Objective =>
Pull out each line of the records holding the string "προαιρετική".

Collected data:
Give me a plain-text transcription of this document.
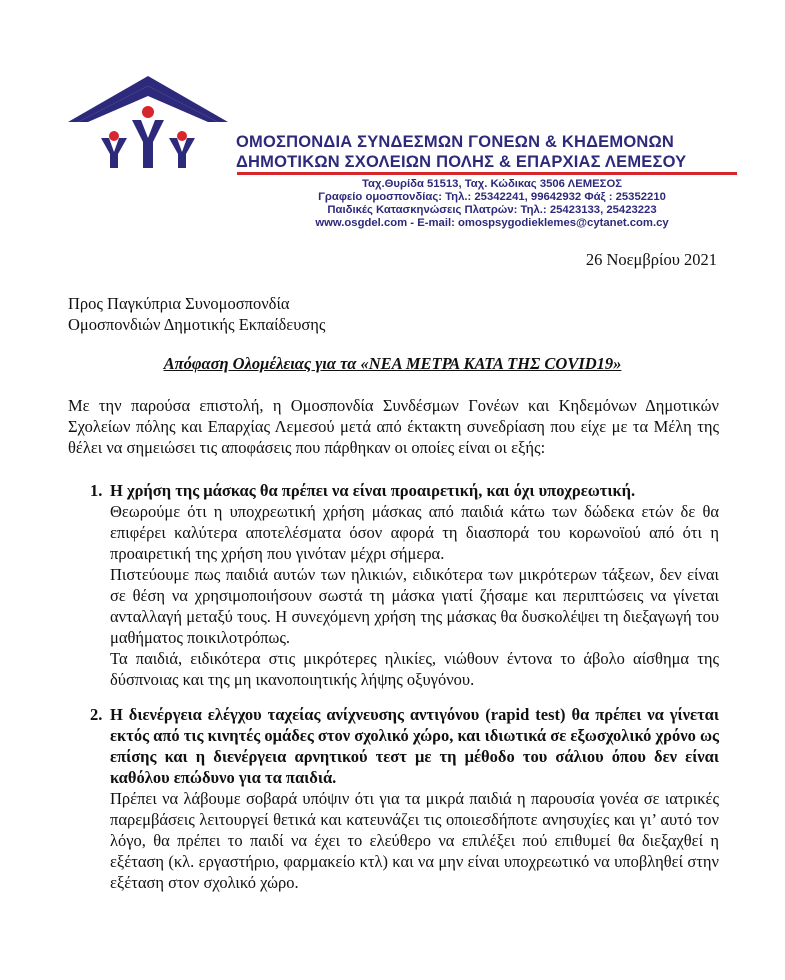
ΟΜΟΣΠΟΝΔΙΑ ΣΥΝΔΕΣΜΩΝ ΓΟΝΕΩΝ & ΚΗΔΕΜΟΝΩΝ
ΔΗΜΟΤΙΚΩΝ ΣΧΟΛΕΙΩΝ ΠΟΛΗΣ & ΕΠΑΡΧΙΑΣ ΛΕΜΕΣΟΥ
Ταχ.Θυρίδα 51513, Ταχ. Κώδικας 3506 ΛΕΜΕΣΟΣ
Γραφείο ομοσπονδίας: Τηλ.: 25342241, 99642932 Φάξ : 25352210
Παιδικές Κατασκηνώσεις Πλατρών: Τηλ.: 25423133, 25423223
www.osgdel.com - E-mail: omospsygodieklemes@cytanet.com.cy
26 Νοεμβρίου 2021
Προς Παγκύπρια Συνομοσπονδία
Ομοσπονδιών Δημοτικής Εκπαίδευσης
Απόφαση Ολομέλειας για τα «ΝΕΑ ΜΕΤΡΑ ΚΑΤΑ ΤΗΣ COVID19»
Με την παρούσα επιστολή, η Ομοσπονδία Συνδέσμων Γονέων και Κηδεμόνων Δημοτικών Σχολείων πόλης και Επαρχίας Λεμεσού μετά από έκτακτη συνεδρίαση που είχε με τα Μέλη της θέλει να σημειώσει τις αποφάσεις που πάρθηκαν οι οποίες είναι οι εξής:
1. Η χρήση της μάσκας θα πρέπει να είναι προαιρετική, και όχι υποχρεωτική.
Θεωρούμε ότι η υποχρεωτική χρήση μάσκας από παιδιά κάτω των δώδεκα ετών δε θα επιφέρει καλύτερα αποτελέσματα όσον αφορά τη διασπορά του κορωνοϊού από ότι η προαιρετική της χρήση που γινόταν μέχρι σήμερα.
Πιστεύουμε πως παιδιά αυτών των ηλικιών, ειδικότερα των μικρότερων τάξεων, δεν είναι σε θέση να χρησιμοποιήσουν σωστά τη μάσκα γιατί ζήσαμε και περιπτώσεις να γίνεται ανταλλαγή μεταξύ τους. Η συνεχόμενη χρήση της μάσκας θα δυσκολέψει τη διεξαγωγή του μαθήματος ποικιλοτρόπως.
Τα παιδιά, ειδικότερα στις μικρότερες ηλικίες, νιώθουν έντονα το άβολο αίσθημα της δύσπνοιας και της μη ικανοποιητικής λήψης οξυγόνου.
2. Η διενέργεια ελέγχου ταχείας ανίχνευσης αντιγόνου (rapid test) θα πρέπει να γίνεται εκτός από τις κινητές ομάδες στον σχολικό χώρο, και ιδιωτικά σε εξωσχολικό χρόνο ως επίσης και η διενέργεια αρνητικού τεστ με τη μέθοδο του σάλιου όπου δεν είναι καθόλου επώδυνο για τα παιδιά.
Πρέπει να λάβουμε σοβαρά υπόψιν ότι για τα μικρά παιδιά η παρουσία γονέα σε ιατρικές παρεμβάσεις λειτουργεί θετικά και κατευνάζει τις οποιεσδήποτε ανησυχίες και γι’ αυτό τον λόγο, θα πρέπει το παιδί να έχει το ελεύθερο να επιλέξει πού επιθυμεί θα διεξαχθεί η εξέταση (κλ. εργαστήριο, φαρμακείο κτλ) και να μην είναι υποχρεωτικό να υποβληθεί στην εξέταση στον σχολικό χώρο.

Response =>
1. Η χρήση της μάσκας θα πρέπει να είναι προαιρετική, και όχι υποχρεωτική.
Θεωρούμε ότι η υποχρεωτική χρήση μάσκας από παιδιά κάτω των δώδεκα ετών δε θα επιφέρει καλύτερα αποτελέσματα όσον αφορά τη διασπορά του κορωνοϊού από ότι η προαιρετική της χρήση που γινόταν μέχρι σήμερα.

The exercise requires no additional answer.